TASK:
Convert the lines below, from the line containing "logo-title: BUILDFLOW xyxy=(109,49,151,56)" through the line containing "segment-label: Request: 0", both included, into a numbered list, omitting any blank lines.
Start PROVIDED ENTRIES
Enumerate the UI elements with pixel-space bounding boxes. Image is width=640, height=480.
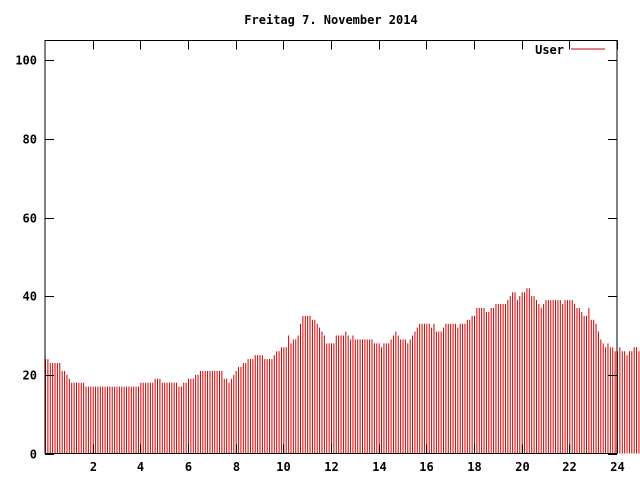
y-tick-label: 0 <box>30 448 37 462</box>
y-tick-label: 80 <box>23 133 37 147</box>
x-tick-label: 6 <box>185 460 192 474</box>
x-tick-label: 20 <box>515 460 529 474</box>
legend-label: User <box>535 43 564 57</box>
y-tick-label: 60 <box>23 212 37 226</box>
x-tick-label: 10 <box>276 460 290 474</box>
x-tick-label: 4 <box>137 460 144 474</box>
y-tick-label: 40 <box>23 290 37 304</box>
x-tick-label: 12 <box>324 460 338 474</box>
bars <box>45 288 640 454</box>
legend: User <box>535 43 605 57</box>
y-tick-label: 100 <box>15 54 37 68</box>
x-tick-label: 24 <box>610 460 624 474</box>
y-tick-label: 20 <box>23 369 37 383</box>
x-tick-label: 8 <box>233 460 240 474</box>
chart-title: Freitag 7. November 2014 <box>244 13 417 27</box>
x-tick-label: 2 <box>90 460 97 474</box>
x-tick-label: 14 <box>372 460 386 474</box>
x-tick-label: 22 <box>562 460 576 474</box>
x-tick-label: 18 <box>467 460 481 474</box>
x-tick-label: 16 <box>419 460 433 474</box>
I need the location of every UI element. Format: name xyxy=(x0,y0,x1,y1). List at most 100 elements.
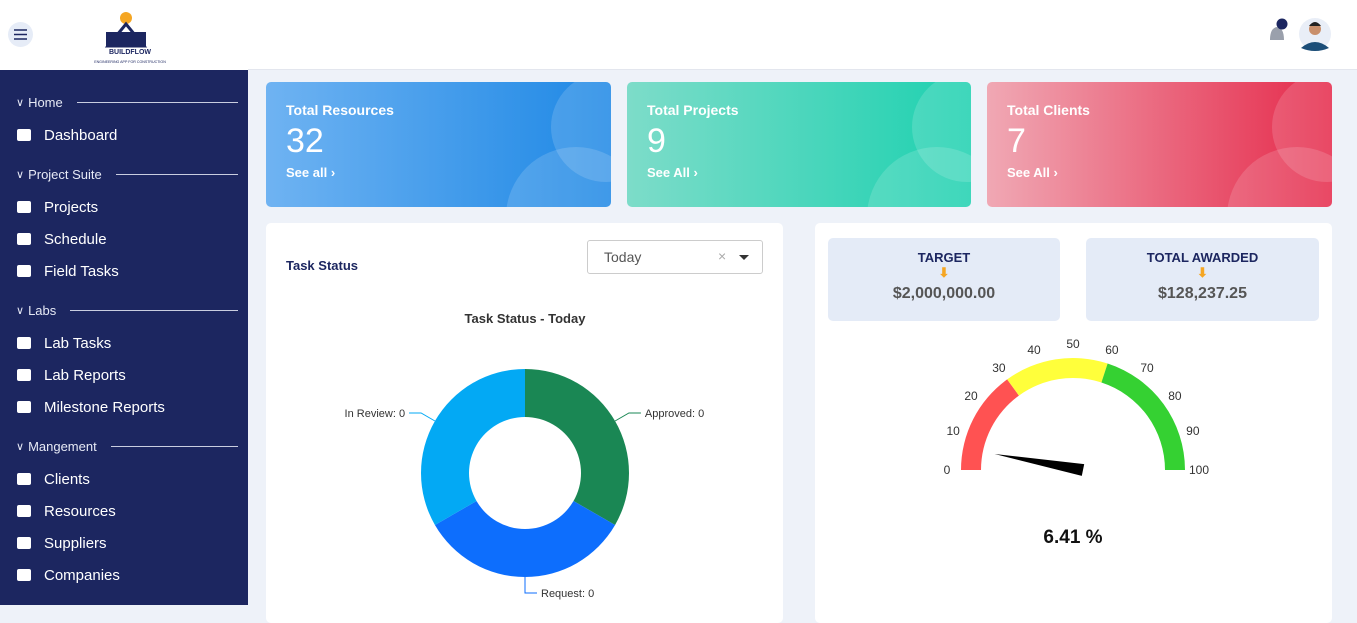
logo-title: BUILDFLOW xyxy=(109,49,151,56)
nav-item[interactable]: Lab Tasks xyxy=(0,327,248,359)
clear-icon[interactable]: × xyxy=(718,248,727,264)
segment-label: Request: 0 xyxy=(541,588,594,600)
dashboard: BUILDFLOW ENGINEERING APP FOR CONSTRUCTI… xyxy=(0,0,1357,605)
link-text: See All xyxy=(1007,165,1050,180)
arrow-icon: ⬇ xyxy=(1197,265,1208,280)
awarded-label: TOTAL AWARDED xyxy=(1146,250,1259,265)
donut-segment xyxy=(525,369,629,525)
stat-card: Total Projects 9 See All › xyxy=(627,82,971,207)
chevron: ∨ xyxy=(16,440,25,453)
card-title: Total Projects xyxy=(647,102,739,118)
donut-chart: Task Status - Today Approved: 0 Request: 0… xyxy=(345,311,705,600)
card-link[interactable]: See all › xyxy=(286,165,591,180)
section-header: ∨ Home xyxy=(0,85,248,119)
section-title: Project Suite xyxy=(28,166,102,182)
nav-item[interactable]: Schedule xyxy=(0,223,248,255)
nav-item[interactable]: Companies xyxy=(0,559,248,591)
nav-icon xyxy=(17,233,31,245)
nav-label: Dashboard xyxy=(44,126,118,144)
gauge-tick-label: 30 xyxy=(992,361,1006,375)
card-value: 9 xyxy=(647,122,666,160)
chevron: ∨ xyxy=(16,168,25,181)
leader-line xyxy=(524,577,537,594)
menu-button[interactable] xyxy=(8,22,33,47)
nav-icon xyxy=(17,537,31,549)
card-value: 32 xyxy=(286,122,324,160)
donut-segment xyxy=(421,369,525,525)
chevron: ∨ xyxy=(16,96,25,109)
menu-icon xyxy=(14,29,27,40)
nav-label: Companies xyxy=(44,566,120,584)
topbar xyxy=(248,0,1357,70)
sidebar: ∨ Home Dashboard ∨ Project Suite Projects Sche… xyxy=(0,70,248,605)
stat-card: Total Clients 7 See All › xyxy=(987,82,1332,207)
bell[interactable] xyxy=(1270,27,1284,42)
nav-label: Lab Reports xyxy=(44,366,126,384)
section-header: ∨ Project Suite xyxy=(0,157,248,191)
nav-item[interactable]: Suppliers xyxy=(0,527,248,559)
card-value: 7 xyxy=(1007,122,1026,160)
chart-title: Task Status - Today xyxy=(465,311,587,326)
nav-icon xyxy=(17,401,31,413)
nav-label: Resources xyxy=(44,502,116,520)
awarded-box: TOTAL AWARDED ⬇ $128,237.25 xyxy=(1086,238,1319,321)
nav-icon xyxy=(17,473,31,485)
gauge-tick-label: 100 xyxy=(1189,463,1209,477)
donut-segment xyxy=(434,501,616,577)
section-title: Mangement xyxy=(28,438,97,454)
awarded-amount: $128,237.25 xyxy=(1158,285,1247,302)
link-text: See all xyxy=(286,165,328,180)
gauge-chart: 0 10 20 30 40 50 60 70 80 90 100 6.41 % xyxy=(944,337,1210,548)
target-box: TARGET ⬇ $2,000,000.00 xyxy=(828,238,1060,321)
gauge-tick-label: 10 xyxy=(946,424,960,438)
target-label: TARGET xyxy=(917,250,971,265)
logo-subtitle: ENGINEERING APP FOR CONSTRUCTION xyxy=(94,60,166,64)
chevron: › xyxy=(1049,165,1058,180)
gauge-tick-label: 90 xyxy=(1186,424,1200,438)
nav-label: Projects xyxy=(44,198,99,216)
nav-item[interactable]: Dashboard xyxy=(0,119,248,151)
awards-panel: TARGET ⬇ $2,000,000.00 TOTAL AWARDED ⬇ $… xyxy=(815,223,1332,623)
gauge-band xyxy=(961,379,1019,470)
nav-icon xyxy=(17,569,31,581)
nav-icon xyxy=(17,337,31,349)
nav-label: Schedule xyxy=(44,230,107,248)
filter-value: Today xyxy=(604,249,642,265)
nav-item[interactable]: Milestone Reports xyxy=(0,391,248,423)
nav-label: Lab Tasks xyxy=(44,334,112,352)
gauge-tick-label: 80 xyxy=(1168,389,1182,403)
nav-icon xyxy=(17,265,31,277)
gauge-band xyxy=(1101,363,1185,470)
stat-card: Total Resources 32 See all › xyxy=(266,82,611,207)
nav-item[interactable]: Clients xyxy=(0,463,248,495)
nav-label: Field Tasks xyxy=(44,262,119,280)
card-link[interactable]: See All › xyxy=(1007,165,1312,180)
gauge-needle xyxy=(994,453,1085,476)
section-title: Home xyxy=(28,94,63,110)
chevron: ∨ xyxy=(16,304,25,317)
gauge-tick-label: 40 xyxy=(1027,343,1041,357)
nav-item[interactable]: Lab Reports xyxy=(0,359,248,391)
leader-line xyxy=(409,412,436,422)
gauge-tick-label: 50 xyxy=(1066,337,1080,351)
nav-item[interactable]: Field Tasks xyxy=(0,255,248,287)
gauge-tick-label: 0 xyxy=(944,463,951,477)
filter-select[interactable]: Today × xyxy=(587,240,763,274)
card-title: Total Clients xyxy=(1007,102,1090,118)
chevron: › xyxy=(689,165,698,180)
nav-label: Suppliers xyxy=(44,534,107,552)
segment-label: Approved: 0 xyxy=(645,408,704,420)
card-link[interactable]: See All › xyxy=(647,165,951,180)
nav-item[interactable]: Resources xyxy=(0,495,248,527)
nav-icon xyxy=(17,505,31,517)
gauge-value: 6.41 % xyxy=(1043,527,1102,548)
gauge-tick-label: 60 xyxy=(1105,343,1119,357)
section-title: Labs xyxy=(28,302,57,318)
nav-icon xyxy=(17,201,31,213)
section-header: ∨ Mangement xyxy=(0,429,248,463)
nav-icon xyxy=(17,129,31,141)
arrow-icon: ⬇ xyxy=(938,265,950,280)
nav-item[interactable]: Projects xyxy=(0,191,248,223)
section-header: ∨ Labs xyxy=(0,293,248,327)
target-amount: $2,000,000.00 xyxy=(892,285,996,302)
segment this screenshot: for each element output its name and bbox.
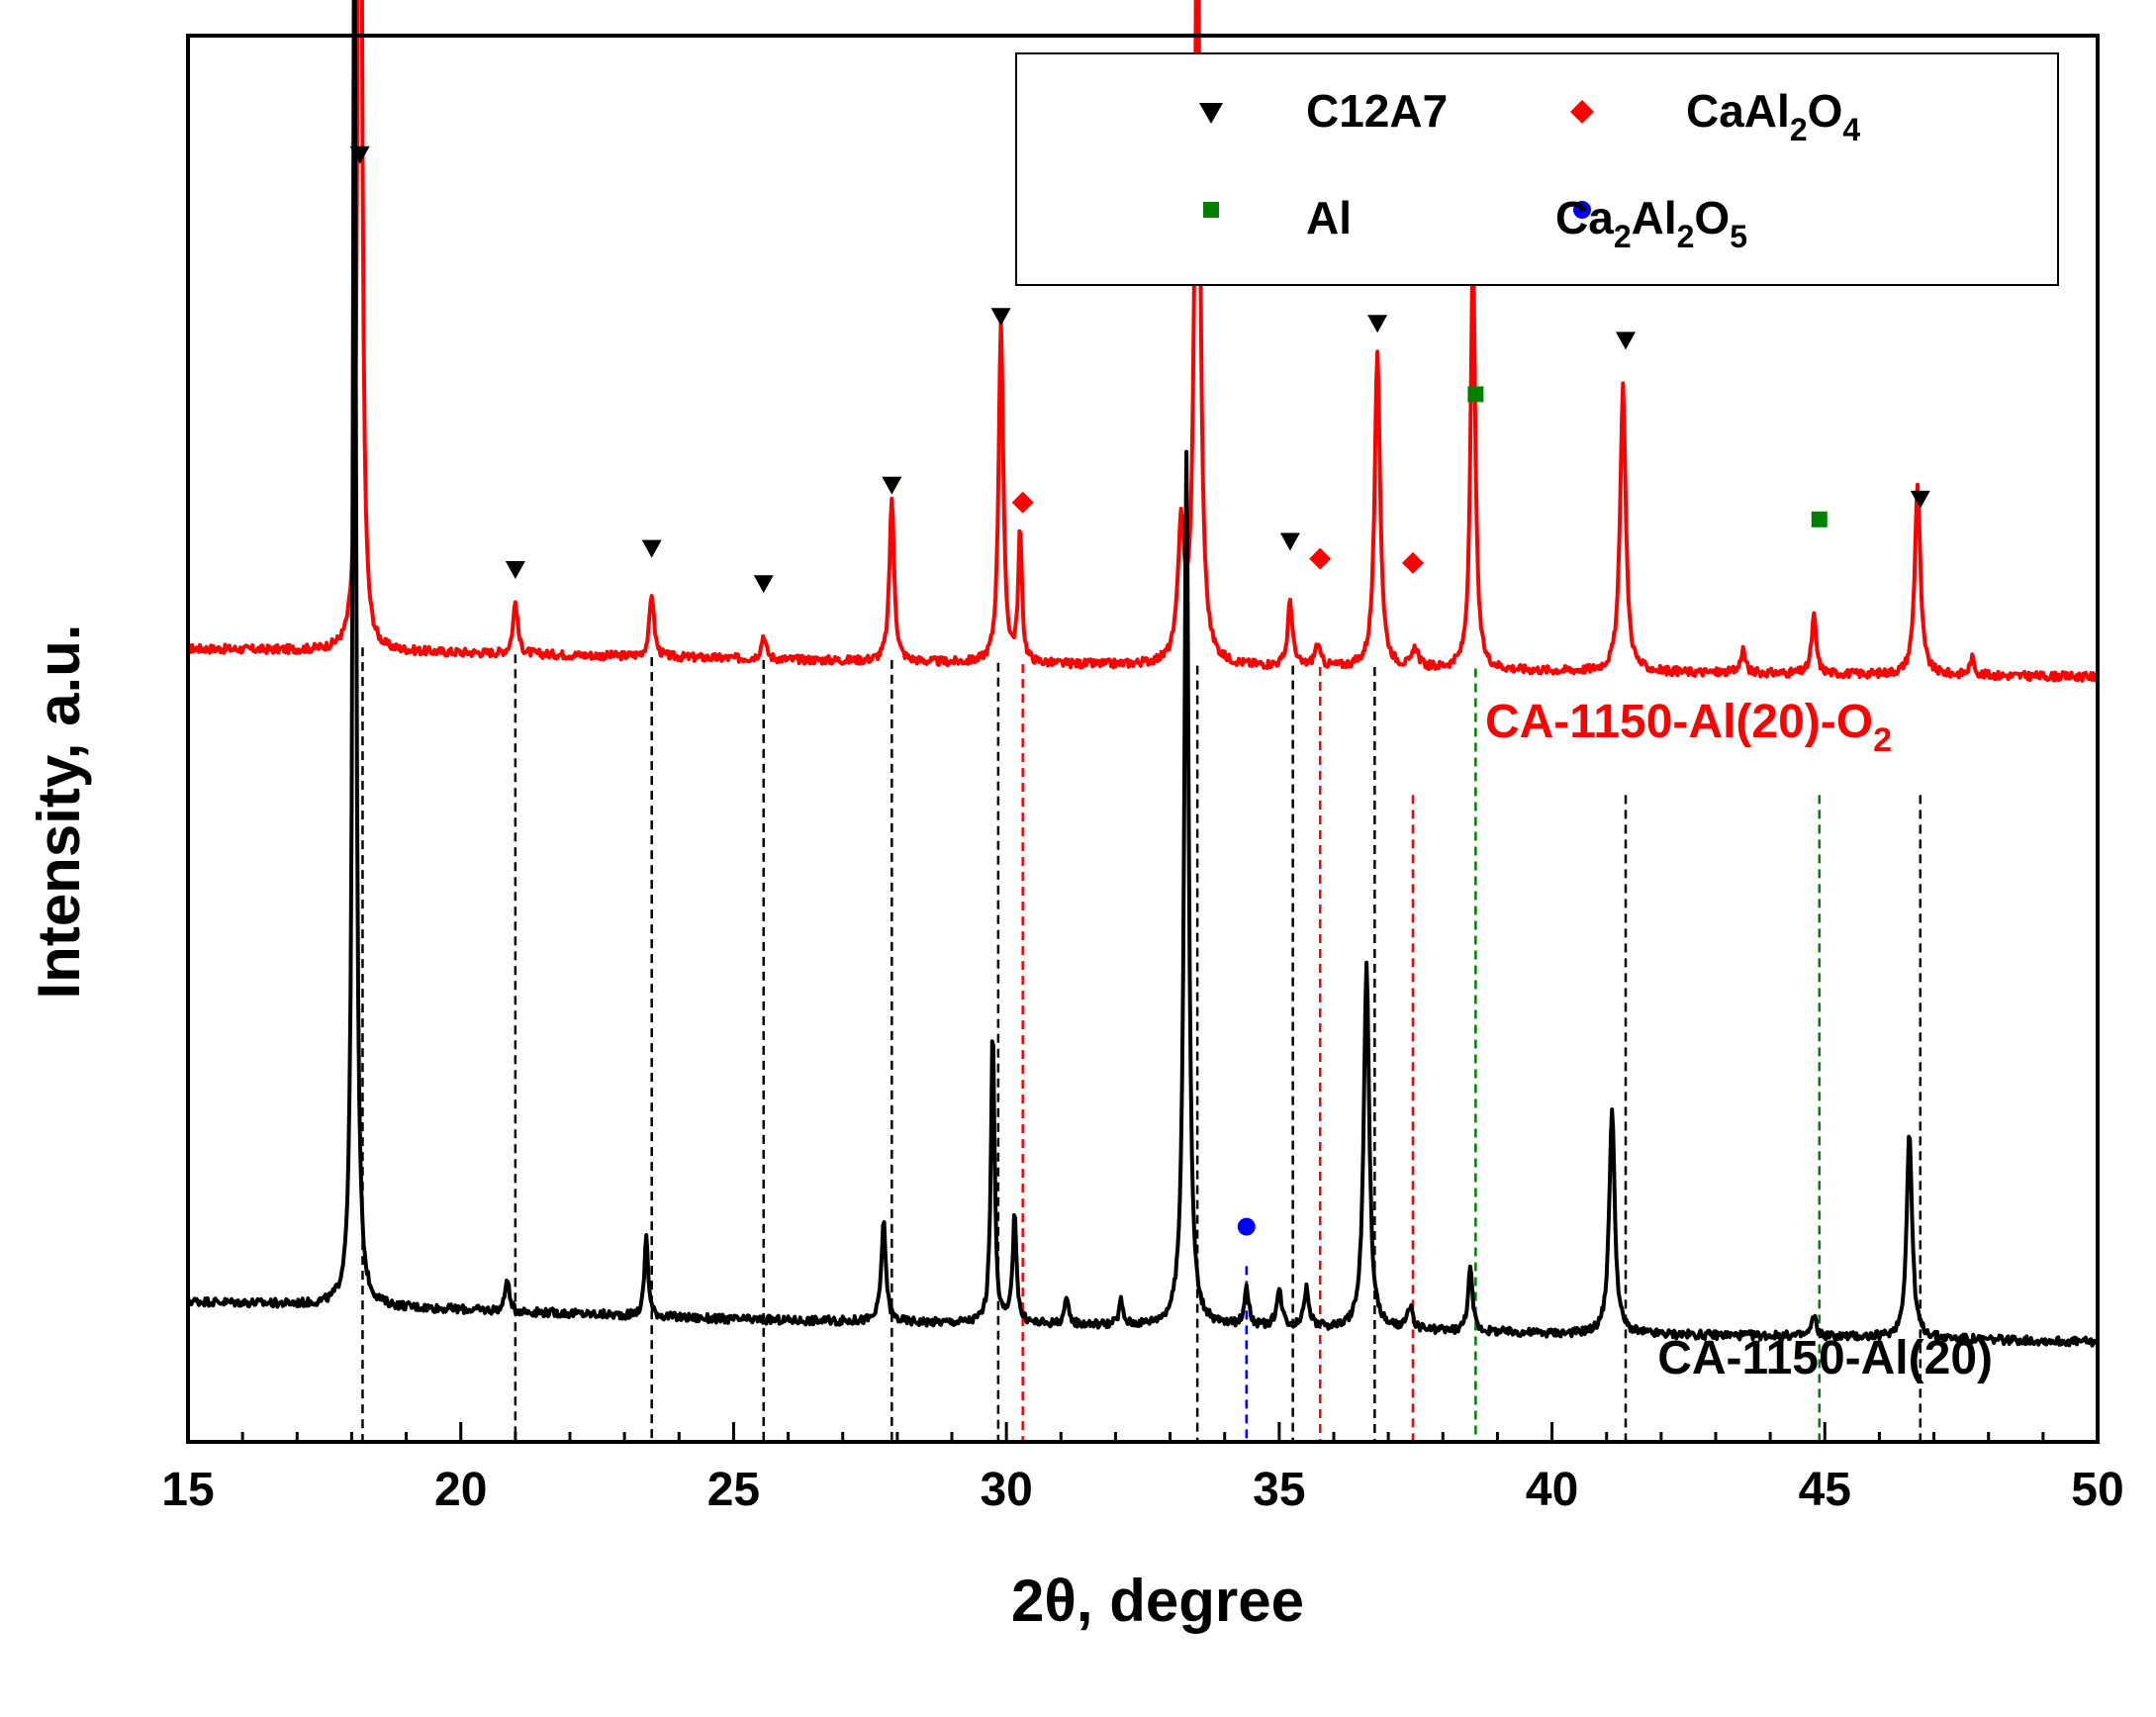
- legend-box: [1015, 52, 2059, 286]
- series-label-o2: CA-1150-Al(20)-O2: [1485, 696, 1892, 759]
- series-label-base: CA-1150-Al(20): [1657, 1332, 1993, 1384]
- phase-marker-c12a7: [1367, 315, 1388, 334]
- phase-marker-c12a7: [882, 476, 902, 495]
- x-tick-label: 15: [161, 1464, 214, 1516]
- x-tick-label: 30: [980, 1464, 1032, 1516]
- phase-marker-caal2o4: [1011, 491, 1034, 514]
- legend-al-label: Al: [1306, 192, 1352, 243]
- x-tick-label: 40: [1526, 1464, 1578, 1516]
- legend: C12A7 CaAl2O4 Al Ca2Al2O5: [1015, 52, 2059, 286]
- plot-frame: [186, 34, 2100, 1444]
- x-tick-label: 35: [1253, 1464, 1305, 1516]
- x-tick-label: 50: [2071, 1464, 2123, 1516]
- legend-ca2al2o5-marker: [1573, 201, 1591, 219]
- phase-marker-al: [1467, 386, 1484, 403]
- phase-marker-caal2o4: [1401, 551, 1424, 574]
End PROVIDED ENTRIES
SOLUTION BELOW:
1. logo-title: BUILDFLOW xyxy=(109,49,151,56)
2. nav-item[interactable]: Lab Tasks xyxy=(0,327,248,359)
3. clear-icon[interactable]: × xyxy=(718,248,727,264)
4. segment-label: Request: 0 xyxy=(541,588,594,600)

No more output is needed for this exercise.